• _Stated goal_
Search the listing below for the string "JSON" and show each line that contains it.

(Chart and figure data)
───

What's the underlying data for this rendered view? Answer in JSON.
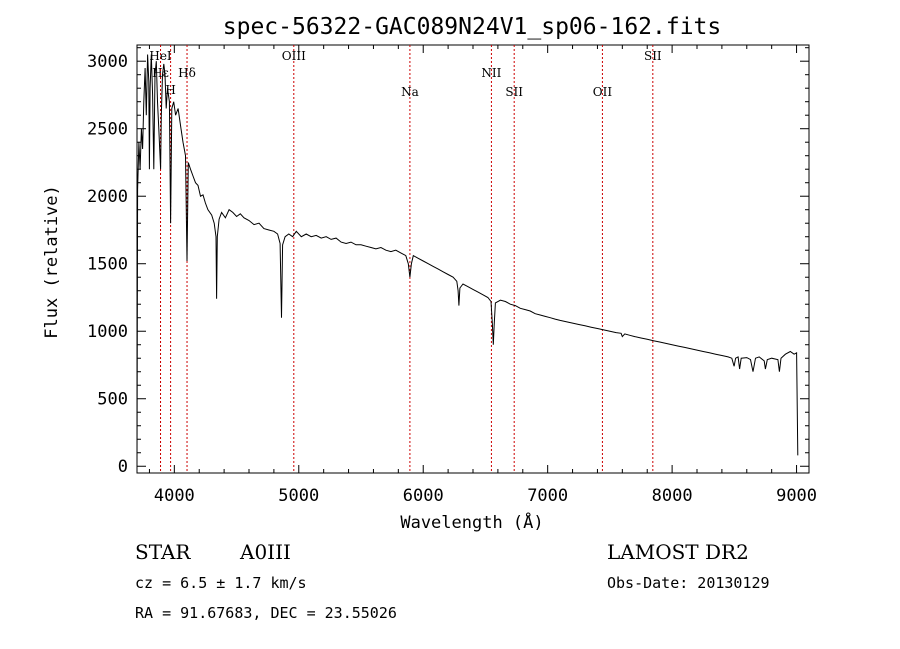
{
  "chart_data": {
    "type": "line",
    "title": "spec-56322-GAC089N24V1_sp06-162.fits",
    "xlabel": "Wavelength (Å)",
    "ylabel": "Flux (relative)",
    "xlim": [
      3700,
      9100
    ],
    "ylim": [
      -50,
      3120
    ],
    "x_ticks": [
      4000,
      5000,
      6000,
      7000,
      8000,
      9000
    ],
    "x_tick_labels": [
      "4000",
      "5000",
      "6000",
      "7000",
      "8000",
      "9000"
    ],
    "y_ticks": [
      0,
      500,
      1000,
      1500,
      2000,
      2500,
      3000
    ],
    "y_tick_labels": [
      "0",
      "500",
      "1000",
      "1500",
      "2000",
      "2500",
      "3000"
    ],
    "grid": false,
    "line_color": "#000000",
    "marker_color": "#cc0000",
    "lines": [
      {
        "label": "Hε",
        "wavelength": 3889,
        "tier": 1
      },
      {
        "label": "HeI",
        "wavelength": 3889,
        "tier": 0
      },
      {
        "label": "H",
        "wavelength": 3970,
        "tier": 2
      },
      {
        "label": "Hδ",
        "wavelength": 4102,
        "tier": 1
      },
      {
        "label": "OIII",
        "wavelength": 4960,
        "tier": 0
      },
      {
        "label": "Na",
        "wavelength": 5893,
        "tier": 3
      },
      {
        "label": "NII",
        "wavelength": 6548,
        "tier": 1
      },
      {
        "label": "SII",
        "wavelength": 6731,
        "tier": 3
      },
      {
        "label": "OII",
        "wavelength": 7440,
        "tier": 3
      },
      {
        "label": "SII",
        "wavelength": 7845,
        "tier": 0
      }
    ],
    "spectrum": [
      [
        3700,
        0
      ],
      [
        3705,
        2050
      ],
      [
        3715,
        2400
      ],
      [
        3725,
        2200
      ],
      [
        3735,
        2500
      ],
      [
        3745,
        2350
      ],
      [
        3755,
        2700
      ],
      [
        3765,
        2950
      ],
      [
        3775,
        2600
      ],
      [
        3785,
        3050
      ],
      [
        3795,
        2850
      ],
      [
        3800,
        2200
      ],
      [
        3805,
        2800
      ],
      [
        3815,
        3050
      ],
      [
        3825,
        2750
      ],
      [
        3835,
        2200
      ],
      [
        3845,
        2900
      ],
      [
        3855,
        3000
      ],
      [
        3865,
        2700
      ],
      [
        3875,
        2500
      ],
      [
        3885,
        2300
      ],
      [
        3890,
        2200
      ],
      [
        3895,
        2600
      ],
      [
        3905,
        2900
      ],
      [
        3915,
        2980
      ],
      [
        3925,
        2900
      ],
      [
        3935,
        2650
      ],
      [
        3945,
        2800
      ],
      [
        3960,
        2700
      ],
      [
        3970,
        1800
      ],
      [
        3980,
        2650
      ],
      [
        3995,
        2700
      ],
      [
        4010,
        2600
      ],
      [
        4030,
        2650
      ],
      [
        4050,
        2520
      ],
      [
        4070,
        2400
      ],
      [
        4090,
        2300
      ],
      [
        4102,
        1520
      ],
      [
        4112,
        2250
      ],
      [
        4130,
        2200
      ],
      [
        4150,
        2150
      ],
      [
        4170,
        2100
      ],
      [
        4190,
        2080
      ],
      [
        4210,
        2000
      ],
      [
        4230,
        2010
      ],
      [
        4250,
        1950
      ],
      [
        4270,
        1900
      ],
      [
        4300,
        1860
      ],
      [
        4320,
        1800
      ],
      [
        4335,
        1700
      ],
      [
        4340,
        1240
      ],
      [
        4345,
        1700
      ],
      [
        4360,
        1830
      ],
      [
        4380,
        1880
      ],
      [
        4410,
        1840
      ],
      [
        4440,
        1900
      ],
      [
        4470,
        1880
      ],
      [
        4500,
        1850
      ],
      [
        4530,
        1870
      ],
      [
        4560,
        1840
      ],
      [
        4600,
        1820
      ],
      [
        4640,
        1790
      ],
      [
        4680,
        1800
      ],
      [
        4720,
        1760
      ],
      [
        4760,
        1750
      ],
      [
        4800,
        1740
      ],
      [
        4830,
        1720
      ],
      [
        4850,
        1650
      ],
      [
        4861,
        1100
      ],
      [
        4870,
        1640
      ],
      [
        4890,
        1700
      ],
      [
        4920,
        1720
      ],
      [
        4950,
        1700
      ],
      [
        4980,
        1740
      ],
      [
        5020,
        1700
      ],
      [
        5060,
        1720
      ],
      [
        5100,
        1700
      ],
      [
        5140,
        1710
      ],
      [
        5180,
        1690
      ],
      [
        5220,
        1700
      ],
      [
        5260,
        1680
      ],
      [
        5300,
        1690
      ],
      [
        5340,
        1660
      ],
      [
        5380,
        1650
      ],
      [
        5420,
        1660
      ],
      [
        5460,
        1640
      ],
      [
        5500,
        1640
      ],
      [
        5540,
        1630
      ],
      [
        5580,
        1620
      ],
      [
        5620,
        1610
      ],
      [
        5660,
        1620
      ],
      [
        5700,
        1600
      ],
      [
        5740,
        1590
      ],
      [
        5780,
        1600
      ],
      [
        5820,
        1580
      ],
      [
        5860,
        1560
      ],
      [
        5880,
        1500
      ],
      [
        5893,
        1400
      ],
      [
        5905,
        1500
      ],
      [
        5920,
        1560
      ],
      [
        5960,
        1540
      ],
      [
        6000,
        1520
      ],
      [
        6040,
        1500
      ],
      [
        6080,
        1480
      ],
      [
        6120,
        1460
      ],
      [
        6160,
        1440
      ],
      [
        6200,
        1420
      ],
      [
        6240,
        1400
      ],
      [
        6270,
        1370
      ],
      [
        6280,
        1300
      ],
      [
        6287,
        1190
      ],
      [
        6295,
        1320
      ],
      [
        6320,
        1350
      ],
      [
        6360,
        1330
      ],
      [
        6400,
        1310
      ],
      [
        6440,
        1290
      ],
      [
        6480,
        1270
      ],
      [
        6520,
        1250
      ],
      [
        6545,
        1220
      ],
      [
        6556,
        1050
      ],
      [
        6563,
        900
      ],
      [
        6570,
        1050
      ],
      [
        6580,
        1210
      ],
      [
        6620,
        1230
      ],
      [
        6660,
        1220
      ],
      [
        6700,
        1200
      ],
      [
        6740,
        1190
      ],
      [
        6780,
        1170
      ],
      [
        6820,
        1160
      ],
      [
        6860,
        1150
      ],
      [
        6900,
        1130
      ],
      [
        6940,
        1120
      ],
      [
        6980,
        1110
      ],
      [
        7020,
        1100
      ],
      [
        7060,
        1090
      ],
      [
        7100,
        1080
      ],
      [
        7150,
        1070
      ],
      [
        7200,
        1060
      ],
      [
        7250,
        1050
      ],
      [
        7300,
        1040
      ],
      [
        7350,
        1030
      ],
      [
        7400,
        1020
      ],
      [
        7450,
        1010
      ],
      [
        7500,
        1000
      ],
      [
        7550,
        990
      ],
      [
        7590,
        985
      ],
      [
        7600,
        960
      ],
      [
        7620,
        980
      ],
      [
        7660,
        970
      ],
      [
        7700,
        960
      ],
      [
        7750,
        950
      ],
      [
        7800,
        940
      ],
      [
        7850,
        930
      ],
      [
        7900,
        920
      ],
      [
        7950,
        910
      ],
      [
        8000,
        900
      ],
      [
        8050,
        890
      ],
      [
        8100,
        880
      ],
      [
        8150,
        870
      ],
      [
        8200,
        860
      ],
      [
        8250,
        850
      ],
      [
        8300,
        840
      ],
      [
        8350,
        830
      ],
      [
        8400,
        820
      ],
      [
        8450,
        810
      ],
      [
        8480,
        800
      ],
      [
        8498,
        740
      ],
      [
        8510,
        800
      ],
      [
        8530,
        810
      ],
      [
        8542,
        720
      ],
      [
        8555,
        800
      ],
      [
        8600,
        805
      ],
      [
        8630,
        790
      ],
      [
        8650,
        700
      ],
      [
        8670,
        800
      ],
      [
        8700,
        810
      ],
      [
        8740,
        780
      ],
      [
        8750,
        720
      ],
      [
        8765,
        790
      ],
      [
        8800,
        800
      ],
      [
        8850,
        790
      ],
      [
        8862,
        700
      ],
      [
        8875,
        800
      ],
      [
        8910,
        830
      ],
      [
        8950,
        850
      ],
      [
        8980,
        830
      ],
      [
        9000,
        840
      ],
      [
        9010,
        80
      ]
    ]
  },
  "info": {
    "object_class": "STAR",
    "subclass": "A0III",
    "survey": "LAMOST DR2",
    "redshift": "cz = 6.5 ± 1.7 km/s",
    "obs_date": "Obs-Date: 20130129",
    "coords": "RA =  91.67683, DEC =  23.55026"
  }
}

───

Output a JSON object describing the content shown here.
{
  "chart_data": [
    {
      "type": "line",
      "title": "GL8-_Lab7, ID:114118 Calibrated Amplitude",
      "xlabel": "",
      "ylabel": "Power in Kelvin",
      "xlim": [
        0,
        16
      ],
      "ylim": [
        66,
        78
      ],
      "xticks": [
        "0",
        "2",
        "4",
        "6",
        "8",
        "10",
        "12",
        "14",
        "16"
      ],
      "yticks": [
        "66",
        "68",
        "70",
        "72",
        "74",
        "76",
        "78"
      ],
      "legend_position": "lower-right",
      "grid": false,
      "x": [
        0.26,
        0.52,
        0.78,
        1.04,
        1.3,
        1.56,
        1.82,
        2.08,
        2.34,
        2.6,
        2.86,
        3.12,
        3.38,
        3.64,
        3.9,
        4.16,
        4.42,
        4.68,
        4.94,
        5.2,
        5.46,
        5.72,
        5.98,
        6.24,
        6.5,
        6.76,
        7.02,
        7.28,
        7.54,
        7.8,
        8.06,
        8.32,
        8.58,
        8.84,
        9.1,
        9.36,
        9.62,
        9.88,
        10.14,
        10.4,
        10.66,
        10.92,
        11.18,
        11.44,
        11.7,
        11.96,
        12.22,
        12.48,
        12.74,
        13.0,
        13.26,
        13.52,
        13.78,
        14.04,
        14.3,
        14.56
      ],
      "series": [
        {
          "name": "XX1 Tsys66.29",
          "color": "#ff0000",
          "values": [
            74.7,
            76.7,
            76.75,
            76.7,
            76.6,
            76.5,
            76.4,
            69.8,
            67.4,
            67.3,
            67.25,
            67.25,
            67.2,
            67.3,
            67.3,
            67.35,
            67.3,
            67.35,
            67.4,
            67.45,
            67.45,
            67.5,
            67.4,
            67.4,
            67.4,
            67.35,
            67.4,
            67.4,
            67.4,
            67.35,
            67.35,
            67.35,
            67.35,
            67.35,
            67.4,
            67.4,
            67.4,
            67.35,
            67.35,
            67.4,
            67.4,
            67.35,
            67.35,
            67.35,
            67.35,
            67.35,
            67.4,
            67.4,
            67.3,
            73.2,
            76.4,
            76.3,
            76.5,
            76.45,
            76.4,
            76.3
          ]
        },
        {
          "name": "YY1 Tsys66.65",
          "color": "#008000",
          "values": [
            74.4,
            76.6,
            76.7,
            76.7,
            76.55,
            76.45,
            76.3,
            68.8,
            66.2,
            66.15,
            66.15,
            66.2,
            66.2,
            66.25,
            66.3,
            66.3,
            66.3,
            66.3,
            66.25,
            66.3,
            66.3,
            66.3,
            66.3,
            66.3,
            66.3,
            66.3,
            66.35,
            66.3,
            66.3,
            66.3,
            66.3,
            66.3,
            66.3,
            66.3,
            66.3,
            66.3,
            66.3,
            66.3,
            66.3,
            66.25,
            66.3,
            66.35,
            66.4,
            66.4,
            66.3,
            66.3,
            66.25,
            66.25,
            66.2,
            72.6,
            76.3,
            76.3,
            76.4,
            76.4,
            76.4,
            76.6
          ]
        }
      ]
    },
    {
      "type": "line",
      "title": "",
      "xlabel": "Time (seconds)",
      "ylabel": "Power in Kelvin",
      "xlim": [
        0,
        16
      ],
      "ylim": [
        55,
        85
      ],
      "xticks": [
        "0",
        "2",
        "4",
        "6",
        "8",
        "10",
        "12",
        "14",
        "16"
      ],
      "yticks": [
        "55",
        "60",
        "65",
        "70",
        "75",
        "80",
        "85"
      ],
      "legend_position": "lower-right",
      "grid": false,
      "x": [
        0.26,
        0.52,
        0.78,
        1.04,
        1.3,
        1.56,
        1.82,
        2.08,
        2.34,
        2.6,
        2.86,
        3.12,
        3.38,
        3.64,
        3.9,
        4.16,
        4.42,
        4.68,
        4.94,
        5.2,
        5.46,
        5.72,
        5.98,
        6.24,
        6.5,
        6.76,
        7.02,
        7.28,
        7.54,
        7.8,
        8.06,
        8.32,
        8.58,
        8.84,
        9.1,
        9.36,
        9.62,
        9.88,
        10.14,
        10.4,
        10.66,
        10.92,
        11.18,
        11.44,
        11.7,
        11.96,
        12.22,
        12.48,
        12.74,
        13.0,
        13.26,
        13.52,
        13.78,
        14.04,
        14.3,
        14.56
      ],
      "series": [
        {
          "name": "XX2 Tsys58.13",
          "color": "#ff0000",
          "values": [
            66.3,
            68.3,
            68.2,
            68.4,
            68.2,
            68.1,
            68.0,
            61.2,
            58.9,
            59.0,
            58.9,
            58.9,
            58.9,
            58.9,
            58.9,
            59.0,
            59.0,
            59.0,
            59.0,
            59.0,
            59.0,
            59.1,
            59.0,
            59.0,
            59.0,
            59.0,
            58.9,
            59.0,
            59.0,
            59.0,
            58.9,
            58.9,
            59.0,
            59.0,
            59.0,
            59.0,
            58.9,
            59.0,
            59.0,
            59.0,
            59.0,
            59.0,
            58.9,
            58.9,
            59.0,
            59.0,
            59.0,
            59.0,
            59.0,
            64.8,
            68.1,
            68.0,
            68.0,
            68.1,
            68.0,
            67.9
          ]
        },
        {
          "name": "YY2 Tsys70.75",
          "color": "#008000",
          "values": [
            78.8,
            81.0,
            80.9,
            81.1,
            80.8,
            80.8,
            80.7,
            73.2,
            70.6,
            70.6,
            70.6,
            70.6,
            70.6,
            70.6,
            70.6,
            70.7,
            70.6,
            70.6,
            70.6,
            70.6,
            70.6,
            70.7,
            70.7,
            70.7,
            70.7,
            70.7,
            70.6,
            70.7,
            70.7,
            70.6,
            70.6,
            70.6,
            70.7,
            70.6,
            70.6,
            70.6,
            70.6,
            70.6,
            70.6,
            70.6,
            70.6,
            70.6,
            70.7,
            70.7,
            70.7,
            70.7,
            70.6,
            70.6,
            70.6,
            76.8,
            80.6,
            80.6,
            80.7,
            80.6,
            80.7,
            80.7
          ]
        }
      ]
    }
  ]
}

───

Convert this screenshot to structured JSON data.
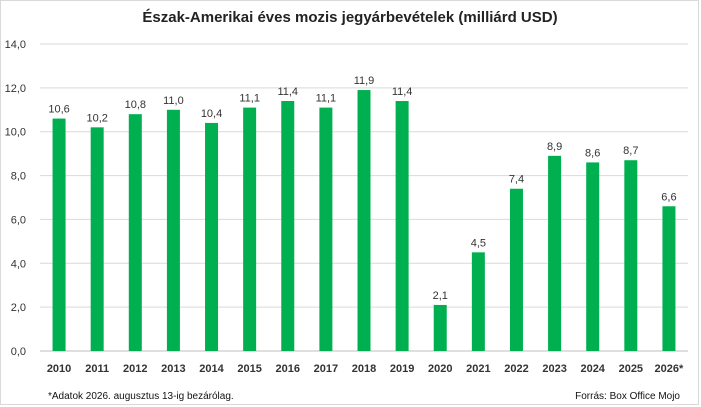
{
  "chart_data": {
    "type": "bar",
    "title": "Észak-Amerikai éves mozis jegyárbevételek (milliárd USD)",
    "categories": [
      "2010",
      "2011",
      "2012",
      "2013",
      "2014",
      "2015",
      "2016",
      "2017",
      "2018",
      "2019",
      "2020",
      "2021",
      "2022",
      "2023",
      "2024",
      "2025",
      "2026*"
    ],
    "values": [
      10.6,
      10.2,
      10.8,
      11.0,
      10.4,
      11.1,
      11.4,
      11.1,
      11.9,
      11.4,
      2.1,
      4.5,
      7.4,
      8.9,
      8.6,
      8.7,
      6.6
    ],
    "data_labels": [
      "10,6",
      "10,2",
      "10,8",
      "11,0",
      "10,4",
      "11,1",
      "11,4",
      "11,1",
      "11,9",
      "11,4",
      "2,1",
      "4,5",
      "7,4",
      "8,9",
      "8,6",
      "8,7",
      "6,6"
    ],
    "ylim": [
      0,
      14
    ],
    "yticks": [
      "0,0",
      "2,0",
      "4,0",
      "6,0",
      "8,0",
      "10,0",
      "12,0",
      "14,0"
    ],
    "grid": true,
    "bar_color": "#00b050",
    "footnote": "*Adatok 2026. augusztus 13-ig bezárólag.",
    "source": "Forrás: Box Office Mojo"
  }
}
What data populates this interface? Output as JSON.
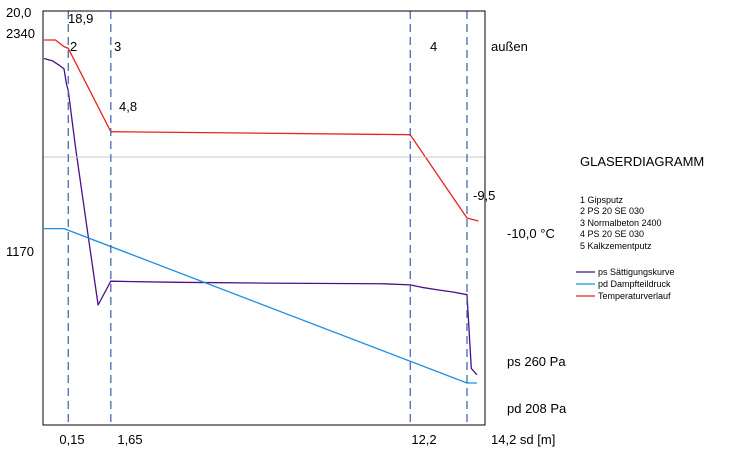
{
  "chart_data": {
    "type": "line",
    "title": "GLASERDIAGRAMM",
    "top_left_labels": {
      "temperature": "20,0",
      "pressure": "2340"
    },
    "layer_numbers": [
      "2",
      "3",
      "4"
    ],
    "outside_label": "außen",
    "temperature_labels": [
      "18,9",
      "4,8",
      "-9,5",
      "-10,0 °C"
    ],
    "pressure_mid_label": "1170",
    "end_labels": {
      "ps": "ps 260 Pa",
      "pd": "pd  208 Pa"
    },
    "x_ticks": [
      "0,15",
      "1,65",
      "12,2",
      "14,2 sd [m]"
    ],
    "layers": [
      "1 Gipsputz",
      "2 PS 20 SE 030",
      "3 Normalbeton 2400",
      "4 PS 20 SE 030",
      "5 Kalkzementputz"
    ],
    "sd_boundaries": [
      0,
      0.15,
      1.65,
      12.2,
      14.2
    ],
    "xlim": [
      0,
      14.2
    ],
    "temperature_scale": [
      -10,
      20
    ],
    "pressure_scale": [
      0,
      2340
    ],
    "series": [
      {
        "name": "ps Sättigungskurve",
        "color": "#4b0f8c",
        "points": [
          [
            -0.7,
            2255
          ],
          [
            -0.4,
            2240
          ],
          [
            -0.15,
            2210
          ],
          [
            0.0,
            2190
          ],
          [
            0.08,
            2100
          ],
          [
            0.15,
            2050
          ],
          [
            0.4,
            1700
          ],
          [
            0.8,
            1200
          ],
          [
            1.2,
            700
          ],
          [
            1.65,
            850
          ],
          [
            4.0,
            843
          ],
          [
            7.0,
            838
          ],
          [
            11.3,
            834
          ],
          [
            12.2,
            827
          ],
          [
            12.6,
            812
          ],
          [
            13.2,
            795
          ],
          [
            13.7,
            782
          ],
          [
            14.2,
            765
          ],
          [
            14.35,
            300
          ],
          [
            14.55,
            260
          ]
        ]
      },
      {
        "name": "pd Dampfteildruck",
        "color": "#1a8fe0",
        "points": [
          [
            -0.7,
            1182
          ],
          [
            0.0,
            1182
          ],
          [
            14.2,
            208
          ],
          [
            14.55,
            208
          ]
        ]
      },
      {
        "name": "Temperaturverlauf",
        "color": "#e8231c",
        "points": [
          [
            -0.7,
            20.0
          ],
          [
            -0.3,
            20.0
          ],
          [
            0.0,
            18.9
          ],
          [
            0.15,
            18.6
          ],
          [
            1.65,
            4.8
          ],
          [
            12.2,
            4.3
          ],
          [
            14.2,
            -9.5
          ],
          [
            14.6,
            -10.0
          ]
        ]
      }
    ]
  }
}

───

• _The reply_
What's the underlying data for this rendered view? Answer in JSON.
Output a JSON object describing the content shown here.
Convert this screenshot to structured JSON data.
What data populates this interface? Output as JSON.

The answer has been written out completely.